- _Request_: Return the lines beginning at the one that contains "Transcribe the text in this document." and continuing to the end of the entries, including both ends, exactly as written and nothing else.

- _Records to process_:
╔══
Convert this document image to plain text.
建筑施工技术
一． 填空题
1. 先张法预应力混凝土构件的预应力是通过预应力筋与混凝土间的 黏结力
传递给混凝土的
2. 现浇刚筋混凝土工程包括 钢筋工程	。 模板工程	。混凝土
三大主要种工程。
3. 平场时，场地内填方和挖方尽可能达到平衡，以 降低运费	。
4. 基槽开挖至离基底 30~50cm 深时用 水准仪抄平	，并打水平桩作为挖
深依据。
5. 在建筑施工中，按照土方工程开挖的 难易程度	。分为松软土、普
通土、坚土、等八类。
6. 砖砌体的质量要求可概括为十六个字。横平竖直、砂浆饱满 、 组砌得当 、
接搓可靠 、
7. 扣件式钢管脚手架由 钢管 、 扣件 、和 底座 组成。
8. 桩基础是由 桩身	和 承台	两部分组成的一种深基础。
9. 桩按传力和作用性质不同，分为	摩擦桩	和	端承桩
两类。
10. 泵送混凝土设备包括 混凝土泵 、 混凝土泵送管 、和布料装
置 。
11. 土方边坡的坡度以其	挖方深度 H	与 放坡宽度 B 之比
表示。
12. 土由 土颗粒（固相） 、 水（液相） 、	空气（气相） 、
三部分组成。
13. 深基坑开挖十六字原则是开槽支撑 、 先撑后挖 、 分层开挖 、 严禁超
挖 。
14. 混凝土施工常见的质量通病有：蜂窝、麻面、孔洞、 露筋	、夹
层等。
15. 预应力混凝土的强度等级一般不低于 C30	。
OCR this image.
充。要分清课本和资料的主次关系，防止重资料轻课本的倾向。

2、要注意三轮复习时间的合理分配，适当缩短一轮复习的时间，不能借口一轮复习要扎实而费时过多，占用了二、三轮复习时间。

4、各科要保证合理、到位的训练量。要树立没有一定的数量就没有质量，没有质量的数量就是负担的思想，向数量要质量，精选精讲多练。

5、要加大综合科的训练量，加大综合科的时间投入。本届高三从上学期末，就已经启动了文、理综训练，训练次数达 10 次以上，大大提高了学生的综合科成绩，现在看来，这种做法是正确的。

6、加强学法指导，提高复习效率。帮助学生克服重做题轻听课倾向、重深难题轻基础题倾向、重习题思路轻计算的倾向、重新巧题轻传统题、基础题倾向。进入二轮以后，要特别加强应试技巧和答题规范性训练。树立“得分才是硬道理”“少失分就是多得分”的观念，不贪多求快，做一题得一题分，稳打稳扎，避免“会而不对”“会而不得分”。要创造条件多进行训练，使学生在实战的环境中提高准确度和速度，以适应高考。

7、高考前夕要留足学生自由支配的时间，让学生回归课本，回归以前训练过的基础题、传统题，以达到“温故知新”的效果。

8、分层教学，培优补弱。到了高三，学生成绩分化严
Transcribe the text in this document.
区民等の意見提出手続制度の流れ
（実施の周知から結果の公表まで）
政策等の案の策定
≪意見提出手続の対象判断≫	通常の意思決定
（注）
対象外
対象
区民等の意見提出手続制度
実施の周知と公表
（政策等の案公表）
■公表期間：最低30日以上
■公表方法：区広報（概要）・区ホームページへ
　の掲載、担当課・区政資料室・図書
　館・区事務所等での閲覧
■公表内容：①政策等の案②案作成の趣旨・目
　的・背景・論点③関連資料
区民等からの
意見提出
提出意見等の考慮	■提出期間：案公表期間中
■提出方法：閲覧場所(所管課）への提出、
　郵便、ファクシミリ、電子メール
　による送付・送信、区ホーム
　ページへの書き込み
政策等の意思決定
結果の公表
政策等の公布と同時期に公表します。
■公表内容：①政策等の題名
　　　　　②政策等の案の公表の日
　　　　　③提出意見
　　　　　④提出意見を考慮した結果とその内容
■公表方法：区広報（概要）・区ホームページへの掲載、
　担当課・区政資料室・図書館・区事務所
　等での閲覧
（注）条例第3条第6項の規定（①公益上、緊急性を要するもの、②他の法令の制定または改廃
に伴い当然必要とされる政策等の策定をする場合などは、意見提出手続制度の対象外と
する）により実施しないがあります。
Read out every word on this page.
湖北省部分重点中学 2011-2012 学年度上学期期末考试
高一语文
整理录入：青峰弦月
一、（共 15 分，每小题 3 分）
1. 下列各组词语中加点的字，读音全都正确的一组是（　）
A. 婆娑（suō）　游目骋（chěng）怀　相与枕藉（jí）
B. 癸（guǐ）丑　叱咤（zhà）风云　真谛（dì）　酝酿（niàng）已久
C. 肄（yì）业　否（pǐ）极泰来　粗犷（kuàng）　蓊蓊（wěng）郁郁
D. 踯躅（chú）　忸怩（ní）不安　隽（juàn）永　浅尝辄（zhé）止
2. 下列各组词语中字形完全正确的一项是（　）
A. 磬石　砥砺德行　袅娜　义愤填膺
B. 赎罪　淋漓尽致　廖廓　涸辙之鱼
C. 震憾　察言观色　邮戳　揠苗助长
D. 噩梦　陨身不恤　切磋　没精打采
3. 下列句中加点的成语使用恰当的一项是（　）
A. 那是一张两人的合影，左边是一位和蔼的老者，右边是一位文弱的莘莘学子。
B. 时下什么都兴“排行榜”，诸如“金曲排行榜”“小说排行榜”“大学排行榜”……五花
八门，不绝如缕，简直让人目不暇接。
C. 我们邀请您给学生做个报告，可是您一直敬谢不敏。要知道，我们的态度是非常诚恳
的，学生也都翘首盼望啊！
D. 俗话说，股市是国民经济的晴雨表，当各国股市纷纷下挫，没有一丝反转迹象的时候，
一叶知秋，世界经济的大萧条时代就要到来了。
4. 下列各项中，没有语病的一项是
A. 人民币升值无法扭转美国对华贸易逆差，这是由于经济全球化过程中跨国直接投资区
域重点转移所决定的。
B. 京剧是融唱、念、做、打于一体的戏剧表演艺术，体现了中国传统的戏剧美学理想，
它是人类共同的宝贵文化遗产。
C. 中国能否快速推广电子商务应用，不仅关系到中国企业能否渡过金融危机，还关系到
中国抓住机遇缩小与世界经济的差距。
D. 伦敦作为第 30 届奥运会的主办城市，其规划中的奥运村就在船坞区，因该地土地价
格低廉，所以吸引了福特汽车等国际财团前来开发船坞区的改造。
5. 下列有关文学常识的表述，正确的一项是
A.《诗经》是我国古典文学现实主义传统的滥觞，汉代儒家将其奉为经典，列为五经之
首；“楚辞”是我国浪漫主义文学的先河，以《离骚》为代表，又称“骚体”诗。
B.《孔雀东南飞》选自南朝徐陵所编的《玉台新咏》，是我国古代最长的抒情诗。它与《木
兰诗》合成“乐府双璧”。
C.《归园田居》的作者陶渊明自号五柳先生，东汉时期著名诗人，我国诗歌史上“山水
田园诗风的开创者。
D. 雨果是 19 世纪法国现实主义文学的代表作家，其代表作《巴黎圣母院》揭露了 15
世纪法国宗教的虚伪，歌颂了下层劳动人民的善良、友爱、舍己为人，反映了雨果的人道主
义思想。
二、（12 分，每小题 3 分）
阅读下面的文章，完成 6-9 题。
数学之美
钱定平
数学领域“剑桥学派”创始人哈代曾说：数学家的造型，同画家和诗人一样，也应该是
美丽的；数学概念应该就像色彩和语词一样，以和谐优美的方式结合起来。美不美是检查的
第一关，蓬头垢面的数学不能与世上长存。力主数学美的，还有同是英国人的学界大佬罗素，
╚══
- _Solution to the problem_:
Transcribe the text in this document.
区民等の意見提出手続制度の流れ
（実施の周知から結果の公表まで）
政策等の案の策定
≪意見提出手続の対象判断≫	通常の意思決定
（注）
対象外
対象
区民等の意見提出手続制度
実施の周知と公表
（政策等の案公表）
■公表期間：最低30日以上
■公表方法：区広報（概要）・区ホームページへ
　の掲載、担当課・区政資料室・図書
　館・区事務所等での閲覧
■公表内容：①政策等の案②案作成の趣旨・目
　的・背景・論点③関連資料
区民等からの
意見提出
提出意見等の考慮	■提出期間：案公表期間中
■提出方法：閲覧場所(所管課）への提出、
　郵便、ファクシミリ、電子メール
　による送付・送信、区ホーム
　ページへの書き込み
政策等の意思決定
結果の公表
政策等の公布と同時期に公表します。
■公表内容：①政策等の題名
　　　　　②政策等の案の公表の日
　　　　　③提出意見
　　　　　④提出意見を考慮した結果とその内容
■公表方法：区広報（概要）・区ホームページへの掲載、
　担当課・区政資料室・図書館・区事務所
　等での閲覧
（注）条例第3条第6項の規定（①公益上、緊急性を要するもの、②他の法令の制定または改廃
に伴い当然必要とされる政策等の策定をする場合などは、意見提出手続制度の対象外と
する）により実施しないがあります。
Read out every word on this page.
湖北省部分重点中学 2011-2012 学年度上学期期末考试
高一语文
整理录入：青峰弦月
一、（共 15 分，每小题 3 分）
1. 下列各组词语中加点的字，读音全都正确的一组是（　）
A. 婆娑（suō）　游目骋（chěng）怀　相与枕藉（jí）
B. 癸（guǐ）丑　叱咤（zhà）风云　真谛（dì）　酝酿（niàng）已久
C. 肄（yì）业　否（pǐ）极泰来　粗犷（kuàng）　蓊蓊（wěng）郁郁
D. 踯躅（chú）　忸怩（ní）不安　隽（juàn）永　浅尝辄（zhé）止
2. 下列各组词语中字形完全正确的一项是（　）
A. 磬石　砥砺德行　袅娜　义愤填膺
B. 赎罪　淋漓尽致　廖廓　涸辙之鱼
C. 震憾　察言观色　邮戳　揠苗助长
D. 噩梦　陨身不恤　切磋　没精打采
3. 下列句中加点的成语使用恰当的一项是（　）
A. 那是一张两人的合影，左边是一位和蔼的老者，右边是一位文弱的莘莘学子。
B. 时下什么都兴“排行榜”，诸如“金曲排行榜”“小说排行榜”“大学排行榜”……五花
八门，不绝如缕，简直让人目不暇接。
C. 我们邀请您给学生做个报告，可是您一直敬谢不敏。要知道，我们的态度是非常诚恳
的，学生也都翘首盼望啊！
D. 俗话说，股市是国民经济的晴雨表，当各国股市纷纷下挫，没有一丝反转迹象的时候，
一叶知秋，世界经济的大萧条时代就要到来了。
4. 下列各项中，没有语病的一项是
A. 人民币升值无法扭转美国对华贸易逆差，这是由于经济全球化过程中跨国直接投资区
域重点转移所决定的。
B. 京剧是融唱、念、做、打于一体的戏剧表演艺术，体现了中国传统的戏剧美学理想，
它是人类共同的宝贵文化遗产。
C. 中国能否快速推广电子商务应用，不仅关系到中国企业能否渡过金融危机，还关系到
中国抓住机遇缩小与世界经济的差距。
D. 伦敦作为第 30 届奥运会的主办城市，其规划中的奥运村就在船坞区，因该地土地价
格低廉，所以吸引了福特汽车等国际财团前来开发船坞区的改造。
5. 下列有关文学常识的表述，正确的一项是
A.《诗经》是我国古典文学现实主义传统的滥觞，汉代儒家将其奉为经典，列为五经之
首；“楚辞”是我国浪漫主义文学的先河，以《离骚》为代表，又称“骚体”诗。
B.《孔雀东南飞》选自南朝徐陵所编的《玉台新咏》，是我国古代最长的抒情诗。它与《木
兰诗》合成“乐府双璧”。
C.《归园田居》的作者陶渊明自号五柳先生，东汉时期著名诗人，我国诗歌史上“山水
田园诗风的开创者。
D. 雨果是 19 世纪法国现实主义文学的代表作家，其代表作《巴黎圣母院》揭露了 15
世纪法国宗教的虚伪，歌颂了下层劳动人民的善良、友爱、舍己为人，反映了雨果的人道主
义思想。
二、（12 分，每小题 3 分）
阅读下面的文章，完成 6-9 题。
数学之美
钱定平
数学领域“剑桥学派”创始人哈代曾说：数学家的造型，同画家和诗人一样，也应该是
美丽的；数学概念应该就像色彩和语词一样，以和谐优美的方式结合起来。美不美是检查的
第一关，蓬头垢面的数学不能与世上长存。力主数学美的，还有同是英国人的学界大佬罗素，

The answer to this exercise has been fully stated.